[Collected data]
::::::::
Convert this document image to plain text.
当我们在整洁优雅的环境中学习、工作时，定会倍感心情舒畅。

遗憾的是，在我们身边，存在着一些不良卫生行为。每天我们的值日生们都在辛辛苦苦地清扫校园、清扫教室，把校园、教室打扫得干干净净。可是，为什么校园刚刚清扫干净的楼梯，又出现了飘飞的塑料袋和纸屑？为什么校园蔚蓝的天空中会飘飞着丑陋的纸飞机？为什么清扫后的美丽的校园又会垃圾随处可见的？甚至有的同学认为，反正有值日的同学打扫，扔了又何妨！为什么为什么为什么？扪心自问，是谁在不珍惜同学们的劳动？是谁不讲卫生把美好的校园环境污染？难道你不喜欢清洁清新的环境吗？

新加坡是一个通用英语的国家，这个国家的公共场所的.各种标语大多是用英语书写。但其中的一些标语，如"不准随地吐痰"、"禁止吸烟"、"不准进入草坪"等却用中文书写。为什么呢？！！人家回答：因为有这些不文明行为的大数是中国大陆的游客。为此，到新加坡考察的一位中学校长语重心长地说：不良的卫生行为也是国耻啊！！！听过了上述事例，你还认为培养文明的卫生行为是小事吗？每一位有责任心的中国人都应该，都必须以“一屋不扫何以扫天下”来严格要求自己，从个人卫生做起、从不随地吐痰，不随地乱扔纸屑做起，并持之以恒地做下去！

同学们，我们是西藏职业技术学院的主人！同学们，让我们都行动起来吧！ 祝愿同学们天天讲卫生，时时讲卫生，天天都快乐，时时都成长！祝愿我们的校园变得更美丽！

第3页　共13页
::::::::
All of the entries above must be quoted exactly.

Convert this document image to plain text.
当我们在整洁优雅的环境中学习、工作时，定会倍感心情舒畅。

遗憾的是，在我们身边，存在着一些不良卫生行为。每天我们的值日生们都在辛辛苦苦地清扫校园、清扫教室，把校园、教室打扫得干干净净。可是，为什么校园刚刚清扫干净的楼梯，又出现了飘飞的塑料袋和纸屑？为什么校园蔚蓝的天空中会飘飞着丑陋的纸飞机？为什么清扫后的美丽的校园又会垃圾随处可见的？甚至有的同学认为，反正有值日的同学打扫，扔了又何妨！为什么为什么为什么？扪心自问，是谁在不珍惜同学们的劳动？是谁不讲卫生把美好的校园环境污染？难道你不喜欢清洁清新的环境吗？

新加坡是一个通用英语的国家，这个国家的公共场所的.各种标语大多是用英语书写。但其中的一些标语，如"不准随地吐痰"、"禁止吸烟"、"不准进入草坪"等却用中文书写。为什么呢？！！人家回答：因为有这些不文明行为的大数是中国大陆的游客。为此，到新加坡考察的一位中学校长语重心长地说：不良的卫生行为也是国耻啊！！！听过了上述事例，你还认为培养文明的卫生行为是小事吗？每一位有责任心的中国人都应该，都必须以“一屋不扫何以扫天下”来严格要求自己，从个人卫生做起、从不随地吐痰，不随地乱扔纸屑做起，并持之以恒地做下去！

同学们，我们是西藏职业技术学院的主人！同学们，让我们都行动起来吧！ 祝愿同学们天天讲卫生，时时讲卫生，天天都快乐，时时都成长！祝愿我们的校园变得更美丽！

第3页　共13页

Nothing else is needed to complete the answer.